## EXERCISE OBJECTIVE
Retype the records that come next, word for word.

## INPUT ROWS
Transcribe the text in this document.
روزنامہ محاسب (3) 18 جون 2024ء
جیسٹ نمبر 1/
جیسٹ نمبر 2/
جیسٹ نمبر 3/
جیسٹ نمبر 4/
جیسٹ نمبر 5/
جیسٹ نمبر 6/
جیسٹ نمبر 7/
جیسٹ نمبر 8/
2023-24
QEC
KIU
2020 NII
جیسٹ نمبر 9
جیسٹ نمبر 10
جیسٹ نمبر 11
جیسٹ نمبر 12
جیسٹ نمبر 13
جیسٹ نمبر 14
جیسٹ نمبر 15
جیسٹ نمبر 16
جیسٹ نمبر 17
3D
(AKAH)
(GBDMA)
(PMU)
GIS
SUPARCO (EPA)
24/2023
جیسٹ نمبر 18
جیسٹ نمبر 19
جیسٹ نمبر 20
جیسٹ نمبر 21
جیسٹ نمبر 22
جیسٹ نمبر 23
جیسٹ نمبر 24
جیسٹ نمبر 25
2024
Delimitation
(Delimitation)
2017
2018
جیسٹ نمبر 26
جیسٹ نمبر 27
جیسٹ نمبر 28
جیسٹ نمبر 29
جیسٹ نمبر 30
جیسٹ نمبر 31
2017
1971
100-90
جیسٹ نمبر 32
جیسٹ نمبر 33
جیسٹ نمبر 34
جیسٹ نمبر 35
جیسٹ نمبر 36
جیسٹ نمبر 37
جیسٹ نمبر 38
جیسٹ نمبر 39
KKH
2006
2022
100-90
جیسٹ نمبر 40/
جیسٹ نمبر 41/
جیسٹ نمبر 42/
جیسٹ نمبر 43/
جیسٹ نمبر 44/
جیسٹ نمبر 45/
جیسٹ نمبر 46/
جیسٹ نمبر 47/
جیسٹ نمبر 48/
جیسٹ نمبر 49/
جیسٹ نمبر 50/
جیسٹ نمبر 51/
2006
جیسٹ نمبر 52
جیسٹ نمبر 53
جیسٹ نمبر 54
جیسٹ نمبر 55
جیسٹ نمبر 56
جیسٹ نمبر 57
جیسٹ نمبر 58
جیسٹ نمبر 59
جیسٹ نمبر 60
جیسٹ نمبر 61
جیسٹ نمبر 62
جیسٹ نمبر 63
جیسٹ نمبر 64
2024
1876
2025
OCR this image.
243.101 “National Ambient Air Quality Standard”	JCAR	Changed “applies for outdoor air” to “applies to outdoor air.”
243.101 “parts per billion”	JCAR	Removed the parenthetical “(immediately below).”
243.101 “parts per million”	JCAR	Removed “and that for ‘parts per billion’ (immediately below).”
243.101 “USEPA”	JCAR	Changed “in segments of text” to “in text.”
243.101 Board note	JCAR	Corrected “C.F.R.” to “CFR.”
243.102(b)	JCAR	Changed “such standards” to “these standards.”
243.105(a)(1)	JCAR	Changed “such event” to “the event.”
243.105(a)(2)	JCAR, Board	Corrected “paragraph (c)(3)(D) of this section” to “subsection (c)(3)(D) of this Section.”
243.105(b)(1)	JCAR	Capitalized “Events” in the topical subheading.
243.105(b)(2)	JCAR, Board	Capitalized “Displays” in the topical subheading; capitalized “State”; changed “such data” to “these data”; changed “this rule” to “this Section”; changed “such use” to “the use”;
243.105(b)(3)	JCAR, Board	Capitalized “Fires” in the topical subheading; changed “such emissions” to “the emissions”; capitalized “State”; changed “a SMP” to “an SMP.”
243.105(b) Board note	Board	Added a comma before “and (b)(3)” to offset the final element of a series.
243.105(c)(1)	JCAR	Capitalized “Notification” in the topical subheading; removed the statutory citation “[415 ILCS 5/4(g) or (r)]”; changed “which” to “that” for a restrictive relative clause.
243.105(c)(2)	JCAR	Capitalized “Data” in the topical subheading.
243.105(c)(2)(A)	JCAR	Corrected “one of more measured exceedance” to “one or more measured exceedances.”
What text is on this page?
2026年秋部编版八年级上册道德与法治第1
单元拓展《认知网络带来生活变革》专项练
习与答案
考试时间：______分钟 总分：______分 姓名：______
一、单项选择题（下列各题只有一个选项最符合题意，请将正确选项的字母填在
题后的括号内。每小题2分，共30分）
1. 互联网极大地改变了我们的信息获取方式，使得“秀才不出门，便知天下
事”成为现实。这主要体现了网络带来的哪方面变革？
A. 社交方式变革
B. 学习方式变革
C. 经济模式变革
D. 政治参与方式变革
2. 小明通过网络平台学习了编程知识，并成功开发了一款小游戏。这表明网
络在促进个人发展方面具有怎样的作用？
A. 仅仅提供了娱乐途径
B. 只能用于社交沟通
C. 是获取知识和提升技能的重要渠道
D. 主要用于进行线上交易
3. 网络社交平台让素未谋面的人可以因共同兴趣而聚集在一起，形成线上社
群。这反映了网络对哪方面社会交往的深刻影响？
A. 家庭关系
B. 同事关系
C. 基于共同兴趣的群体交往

## TASK OUTPUT
Transcribe the text in this document.
روزنامہ محاسب (3) 18 جون 2024ء
جیسٹ نمبر 1/
جیسٹ نمبر 2/
جیسٹ نمبر 3/
جیسٹ نمبر 4/
جیسٹ نمبر 5/
جیسٹ نمبر 6/
جیسٹ نمبر 7/
جیسٹ نمبر 8/
2023-24
QEC
KIU
2020 NII
جیسٹ نمبر 9
جیسٹ نمبر 10
جیسٹ نمبر 11
جیسٹ نمبر 12
جیسٹ نمبر 13
جیسٹ نمبر 14
جیسٹ نمبر 15
جیسٹ نمبر 16
جیسٹ نمبر 17
3D
(AKAH)
(GBDMA)
(PMU)
GIS
SUPARCO (EPA)
24/2023
جیسٹ نمبر 18
جیسٹ نمبر 19
جیسٹ نمبر 20
جیسٹ نمبر 21
جیسٹ نمبر 22
جیسٹ نمبر 23
جیسٹ نمبر 24
جیسٹ نمبر 25
2024
Delimitation
(Delimitation)
2017
2018
جیسٹ نمبر 26
جیسٹ نمبر 27
جیسٹ نمبر 28
جیسٹ نمبر 29
جیسٹ نمبر 30
جیسٹ نمبر 31
2017
1971
100-90
جیسٹ نمبر 32
جیسٹ نمبر 33
جیسٹ نمبر 34
جیسٹ نمبر 35
جیسٹ نمبر 36
جیسٹ نمبر 37
جیسٹ نمبر 38
جیسٹ نمبر 39
KKH
2006
2022
100-90
جیسٹ نمبر 40/
جیسٹ نمبر 41/
جیسٹ نمبر 42/
جیسٹ نمبر 43/
جیسٹ نمبر 44/
جیسٹ نمبر 45/
جیسٹ نمبر 46/
جیسٹ نمبر 47/
جیسٹ نمبر 48/
جیسٹ نمبر 49/
جیسٹ نمبر 50/
جیسٹ نمبر 51/
2006
جیسٹ نمبر 52
جیسٹ نمبر 53
جیسٹ نمبر 54
جیسٹ نمبر 55
جیسٹ نمبر 56
جیسٹ نمبر 57
جیسٹ نمبر 58
جیسٹ نمبر 59
جیسٹ نمبر 60
جیسٹ نمبر 61
جیسٹ نمبر 62
جیسٹ نمبر 63
جیسٹ نمبر 64
2024
1876
2025
OCR this image.
243.101 “National Ambient Air Quality Standard”	JCAR	Changed “applies for outdoor air” to “applies to outdoor air.”
243.101 “parts per billion”	JCAR	Removed the parenthetical “(immediately below).”
243.101 “parts per million”	JCAR	Removed “and that for ‘parts per billion’ (immediately below).”
243.101 “USEPA”	JCAR	Changed “in segments of text” to “in text.”
243.101 Board note	JCAR	Corrected “C.F.R.” to “CFR.”
243.102(b)	JCAR	Changed “such standards” to “these standards.”
243.105(a)(1)	JCAR	Changed “such event” to “the event.”
243.105(a)(2)	JCAR, Board	Corrected “paragraph (c)(3)(D) of this section” to “subsection (c)(3)(D) of this Section.”
243.105(b)(1)	JCAR	Capitalized “Events” in the topical subheading.
243.105(b)(2)	JCAR, Board	Capitalized “Displays” in the topical subheading; capitalized “State”; changed “such data” to “these data”; changed “this rule” to “this Section”; changed “such use” to “the use”;
243.105(b)(3)	JCAR, Board	Capitalized “Fires” in the topical subheading; changed “such emissions” to “the emissions”; capitalized “State”; changed “a SMP” to “an SMP.”
243.105(b) Board note	Board	Added a comma before “and (b)(3)” to offset the final element of a series.
243.105(c)(1)	JCAR	Capitalized “Notification” in the topical subheading; removed the statutory citation “[415 ILCS 5/4(g) or (r)]”; changed “which” to “that” for a restrictive relative clause.
243.105(c)(2)	JCAR	Capitalized “Data” in the topical subheading.
243.105(c)(2)(A)	JCAR	Corrected “one of more measured exceedance” to “one or more measured exceedances.”
What text is on this page?
2026年秋部编版八年级上册道德与法治第1
单元拓展《认知网络带来生活变革》专项练
习与答案
考试时间：______分钟 总分：______分 姓名：______
一、单项选择题（下列各题只有一个选项最符合题意，请将正确选项的字母填在
题后的括号内。每小题2分，共30分）
1. 互联网极大地改变了我们的信息获取方式，使得“秀才不出门，便知天下
事”成为现实。这主要体现了网络带来的哪方面变革？
A. 社交方式变革
B. 学习方式变革
C. 经济模式变革
D. 政治参与方式变革
2. 小明通过网络平台学习了编程知识，并成功开发了一款小游戏。这表明网
络在促进个人发展方面具有怎样的作用？
A. 仅仅提供了娱乐途径
B. 只能用于社交沟通
C. 是获取知识和提升技能的重要渠道
D. 主要用于进行线上交易
3. 网络社交平台让素未谋面的人可以因共同兴趣而聚集在一起，形成线上社
群。这反映了网络对哪方面社会交往的深刻影响？
A. 家庭关系
B. 同事关系
C. 基于共同兴趣的群体交往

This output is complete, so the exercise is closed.